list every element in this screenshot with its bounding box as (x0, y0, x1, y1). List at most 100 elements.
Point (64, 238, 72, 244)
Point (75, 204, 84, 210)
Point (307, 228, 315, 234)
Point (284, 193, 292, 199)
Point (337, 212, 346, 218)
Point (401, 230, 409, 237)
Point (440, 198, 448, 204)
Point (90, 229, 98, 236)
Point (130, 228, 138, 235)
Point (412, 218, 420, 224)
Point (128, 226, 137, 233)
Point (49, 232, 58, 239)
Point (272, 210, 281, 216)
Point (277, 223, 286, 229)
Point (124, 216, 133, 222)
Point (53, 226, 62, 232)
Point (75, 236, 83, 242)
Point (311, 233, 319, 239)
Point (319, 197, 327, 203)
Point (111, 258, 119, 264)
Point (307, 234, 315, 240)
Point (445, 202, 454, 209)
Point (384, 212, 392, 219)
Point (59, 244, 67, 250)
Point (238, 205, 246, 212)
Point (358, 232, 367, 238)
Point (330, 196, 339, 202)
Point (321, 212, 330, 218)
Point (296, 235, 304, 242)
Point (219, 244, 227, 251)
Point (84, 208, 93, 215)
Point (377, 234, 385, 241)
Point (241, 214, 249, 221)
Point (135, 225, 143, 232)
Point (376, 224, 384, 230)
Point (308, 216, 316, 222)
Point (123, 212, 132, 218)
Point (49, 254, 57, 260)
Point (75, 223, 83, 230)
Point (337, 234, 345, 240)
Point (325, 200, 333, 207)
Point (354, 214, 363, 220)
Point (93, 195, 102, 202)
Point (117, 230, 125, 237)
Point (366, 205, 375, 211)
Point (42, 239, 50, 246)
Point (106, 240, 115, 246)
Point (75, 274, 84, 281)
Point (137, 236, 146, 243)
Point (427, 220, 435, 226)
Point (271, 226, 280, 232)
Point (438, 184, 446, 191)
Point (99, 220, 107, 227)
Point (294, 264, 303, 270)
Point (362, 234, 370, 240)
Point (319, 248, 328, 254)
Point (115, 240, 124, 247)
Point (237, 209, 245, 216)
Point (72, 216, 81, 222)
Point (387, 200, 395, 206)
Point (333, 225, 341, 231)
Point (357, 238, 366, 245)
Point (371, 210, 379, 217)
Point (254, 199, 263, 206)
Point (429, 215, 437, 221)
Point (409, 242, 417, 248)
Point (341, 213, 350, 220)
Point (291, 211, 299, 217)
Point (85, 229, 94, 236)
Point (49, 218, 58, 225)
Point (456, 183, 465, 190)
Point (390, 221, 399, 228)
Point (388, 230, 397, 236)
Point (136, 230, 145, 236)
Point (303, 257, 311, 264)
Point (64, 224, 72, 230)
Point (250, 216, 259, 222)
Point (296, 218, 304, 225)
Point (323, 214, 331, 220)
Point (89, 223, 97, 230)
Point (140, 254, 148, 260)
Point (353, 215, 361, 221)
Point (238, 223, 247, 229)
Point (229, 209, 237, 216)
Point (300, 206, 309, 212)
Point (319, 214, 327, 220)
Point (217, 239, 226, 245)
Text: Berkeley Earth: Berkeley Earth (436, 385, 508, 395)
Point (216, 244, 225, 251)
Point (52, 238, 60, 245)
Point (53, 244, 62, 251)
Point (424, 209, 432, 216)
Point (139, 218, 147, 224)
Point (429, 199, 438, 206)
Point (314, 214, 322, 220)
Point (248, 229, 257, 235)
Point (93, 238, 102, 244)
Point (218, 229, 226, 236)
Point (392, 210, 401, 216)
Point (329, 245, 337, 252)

========

• _Requirement_
Rewrite all the rows above, replacing every "Point" with "Marker" and leaving everything else as it is.

• _Output below_
list every element in this screenshot with its bounding box as (x0, y0, x1, y1). List at most 100 elements.
Marker (64, 238, 72, 244)
Marker (75, 204, 84, 210)
Marker (307, 228, 315, 234)
Marker (284, 193, 292, 199)
Marker (337, 212, 346, 218)
Marker (401, 230, 409, 237)
Marker (440, 198, 448, 204)
Marker (90, 229, 98, 236)
Marker (130, 228, 138, 235)
Marker (412, 218, 420, 224)
Marker (128, 226, 137, 233)
Marker (49, 232, 58, 239)
Marker (272, 210, 281, 216)
Marker (277, 223, 286, 229)
Marker (124, 216, 133, 222)
Marker (53, 226, 62, 232)
Marker (75, 236, 83, 242)
Marker (311, 233, 319, 239)
Marker (319, 197, 327, 203)
Marker (111, 258, 119, 264)
Marker (307, 234, 315, 240)
Marker (445, 202, 454, 209)
Marker (384, 212, 392, 219)
Marker (59, 244, 67, 250)
Marker (238, 205, 246, 212)
Marker (358, 232, 367, 238)
Marker (330, 196, 339, 202)
Marker (321, 212, 330, 218)
Marker (296, 235, 304, 242)
Marker (219, 244, 227, 251)
Marker (84, 208, 93, 215)
Marker (377, 234, 385, 241)
Marker (241, 214, 249, 221)
Marker (135, 225, 143, 232)
Marker (376, 224, 384, 230)
Marker (308, 216, 316, 222)
Marker (123, 212, 132, 218)
Marker (49, 254, 57, 260)
Marker (75, 223, 83, 230)
Marker (337, 234, 345, 240)
Marker (325, 200, 333, 207)
Marker (354, 214, 363, 220)
Marker (93, 195, 102, 202)
Marker (117, 230, 125, 237)
Marker (366, 205, 375, 211)
Marker (42, 239, 50, 246)
Marker (106, 240, 115, 246)
Marker (75, 274, 84, 281)
Marker (137, 236, 146, 243)
Marker (427, 220, 435, 226)
Marker (271, 226, 280, 232)
Marker (438, 184, 446, 191)
Marker (99, 220, 107, 227)
Marker (294, 264, 303, 270)
Marker (362, 234, 370, 240)
Marker (319, 248, 328, 254)
Marker (115, 240, 124, 247)
Marker (237, 209, 245, 216)
Marker (72, 216, 81, 222)
Marker (387, 200, 395, 206)
Marker (333, 225, 341, 231)
Marker (357, 238, 366, 245)
Marker (371, 210, 379, 217)
Marker (254, 199, 263, 206)
Marker (429, 215, 437, 221)
Marker (409, 242, 417, 248)
Marker (341, 213, 350, 220)
Marker (291, 211, 299, 217)
Marker (85, 229, 94, 236)
Marker (49, 218, 58, 225)
Marker (456, 183, 465, 190)
Marker (390, 221, 399, 228)
Marker (388, 230, 397, 236)
Marker (136, 230, 145, 236)
Marker (303, 257, 311, 264)
Marker (64, 224, 72, 230)
Marker (250, 216, 259, 222)
Marker (296, 218, 304, 225)
Marker (323, 214, 331, 220)
Marker (89, 223, 97, 230)
Marker (140, 254, 148, 260)
Marker (353, 215, 361, 221)
Marker (238, 223, 247, 229)
Marker (229, 209, 237, 216)
Marker (300, 206, 309, 212)
Marker (319, 214, 327, 220)
Marker (217, 239, 226, 245)
Text: Berkeley Earth: Berkeley Earth (436, 385, 508, 395)
Marker (216, 244, 225, 251)
Marker (52, 238, 60, 245)
Marker (53, 244, 62, 251)
Marker (424, 209, 432, 216)
Marker (139, 218, 147, 224)
Marker (429, 199, 438, 206)
Marker (314, 214, 322, 220)
Marker (248, 229, 257, 235)
Marker (93, 238, 102, 244)
Marker (218, 229, 226, 236)
Marker (392, 210, 401, 216)
Marker (329, 245, 337, 252)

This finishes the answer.